* _Exercise requirements_
Provide an exact copy of the data, excluding the images.

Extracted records
============

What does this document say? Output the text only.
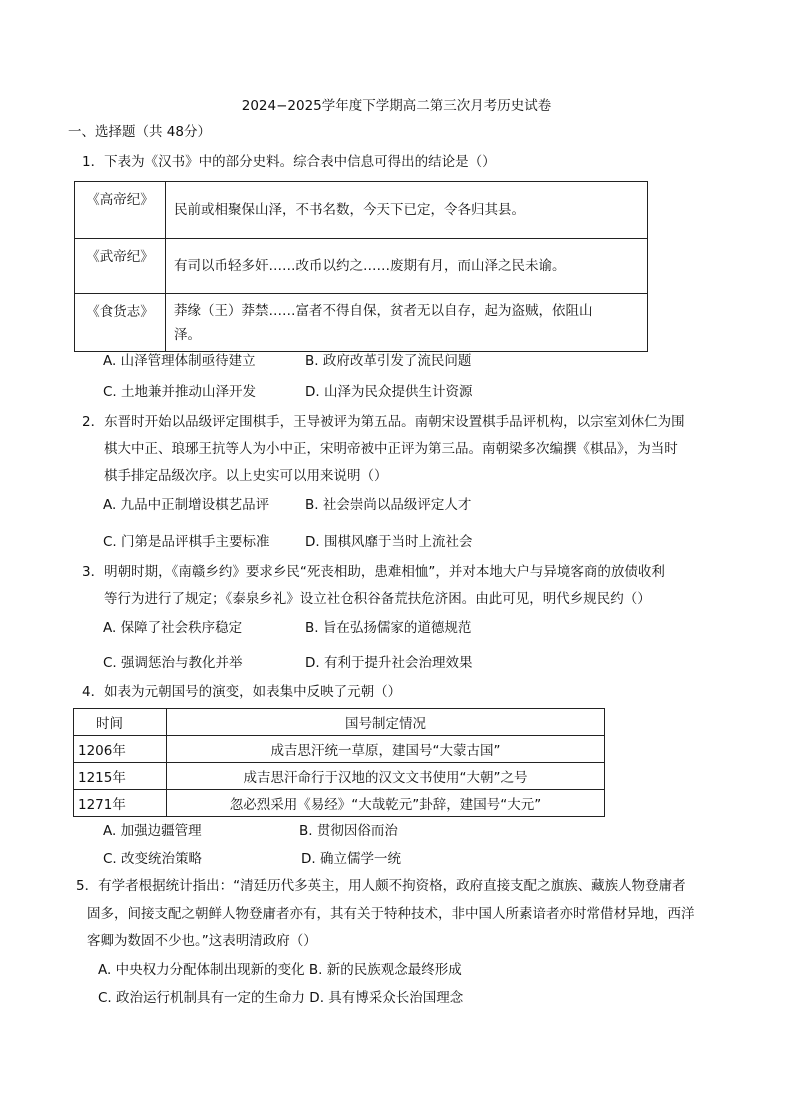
2024−2025学年度下学期高二第三次月考历史试卷
一、选择题（共 48分）
1．下表为《汉书》中的部分史料。综合表中信息可得出的结论是（）
《高帝纪》	民前或相聚保山泽，不书名数，今天下已定，令各归其县。
《武帝纪》	有司以币轻多奸……改币以约之……废期有月，而山泽之民未谕。
《食货志》	莽缘（王）莽禁……富者不得自保，贫者无以自存，起为盗贼，依阻山
泽。
A. 山泽管理体制亟待建立	B. 政府改革引发了流民问题
C. 土地兼并推动山泽开发	D. 山泽为民众提供生计资源
2．东晋时开始以品级评定围棋手，王导被评为第五品。南朝宋设置棋手品评机构，以宗室刘休仁为围
棋大中正、琅琊王抗等人为小中正，宋明帝被中正评为第三品。南朝梁多次编撰《棋品》，为当时
棋手排定品级次序。以上史实可以用来说明（）
A. 九品中正制增设棋艺品评	B. 社会崇尚以品级评定人才
C. 门第是品评棋手主要标准	D. 围棋风靡于当时上流社会
3．明朝时期，《南赣乡约》要求乡民“死丧相助，患难相恤”，并对本地大户与异境客商的放债收利
等行为进行了规定；《泰泉乡礼》设立社仓积谷备荒扶危济困。由此可见，明代乡规民约（）
A. 保障了社会秩序稳定	B. 旨在弘扬儒家的道德规范
C. 强调惩治与教化并举	D. 有利于提升社会治理效果
4．如表为元朝国号的演变，如表集中反映了元朝（）
时间	国号制定情况
1206年	成吉思汗统一草原，建国号“大蒙古国”
1215年	成吉思汗命行于汉地的汉文文书使用“大朝”之号
1271年	忽必烈采用《易经》“大哉乾元”卦辞，建国号“大元”
A. 加强边疆管理	B. 贯彻因俗而治
C. 改变统治策略	D. 确立儒学一统
5．有学者根据统计指出：“清廷历代多英主，用人颇不拘资格，政府直接支配之旗族、藏族人物登庸者
固多，间接支配之朝鲜人物登庸者亦有，其有关于特种技术，非中国人所素谙者亦时常借材异地，西洋
客卿为数固不少也。”这表明清政府（）
A. 中央权力分配体制出现新的变化 B. 新的民族观念最终形成
C. 政治运行机制具有一定的生命力 D. 具有博采众长治国理念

============

* _Final result_
What does this document say? Output the text only.
2024−2025学年度下学期高二第三次月考历史试卷
一、选择题（共 48分）
1．下表为《汉书》中的部分史料。综合表中信息可得出的结论是（）
《高帝纪》	民前或相聚保山泽，不书名数，今天下已定，令各归其县。
《武帝纪》	有司以币轻多奸……改币以约之……废期有月，而山泽之民未谕。
《食货志》	莽缘（王）莽禁……富者不得自保，贫者无以自存，起为盗贼，依阻山
泽。
A. 山泽管理体制亟待建立	B. 政府改革引发了流民问题
C. 土地兼并推动山泽开发	D. 山泽为民众提供生计资源
2．东晋时开始以品级评定围棋手，王导被评为第五品。南朝宋设置棋手品评机构，以宗室刘休仁为围
棋大中正、琅琊王抗等人为小中正，宋明帝被中正评为第三品。南朝梁多次编撰《棋品》，为当时
棋手排定品级次序。以上史实可以用来说明（）
A. 九品中正制增设棋艺品评	B. 社会崇尚以品级评定人才
C. 门第是品评棋手主要标准	D. 围棋风靡于当时上流社会
3．明朝时期，《南赣乡约》要求乡民“死丧相助，患难相恤”，并对本地大户与异境客商的放债收利
等行为进行了规定；《泰泉乡礼》设立社仓积谷备荒扶危济困。由此可见，明代乡规民约（）
A. 保障了社会秩序稳定	B. 旨在弘扬儒家的道德规范
C. 强调惩治与教化并举	D. 有利于提升社会治理效果
4．如表为元朝国号的演变，如表集中反映了元朝（）
时间	国号制定情况
1206年	成吉思汗统一草原，建国号“大蒙古国”
1215年	成吉思汗命行于汉地的汉文文书使用“大朝”之号
1271年	忽必烈采用《易经》“大哉乾元”卦辞，建国号“大元”
A. 加强边疆管理	B. 贯彻因俗而治
C. 改变统治策略	D. 确立儒学一统
5．有学者根据统计指出：“清廷历代多英主，用人颇不拘资格，政府直接支配之旗族、藏族人物登庸者
固多，间接支配之朝鲜人物登庸者亦有，其有关于特种技术，非中国人所素谙者亦时常借材异地，西洋
客卿为数固不少也。”这表明清政府（）
A. 中央权力分配体制出现新的变化 B. 新的民族观念最终形成
C. 政治运行机制具有一定的生命力 D. 具有博采众长治国理念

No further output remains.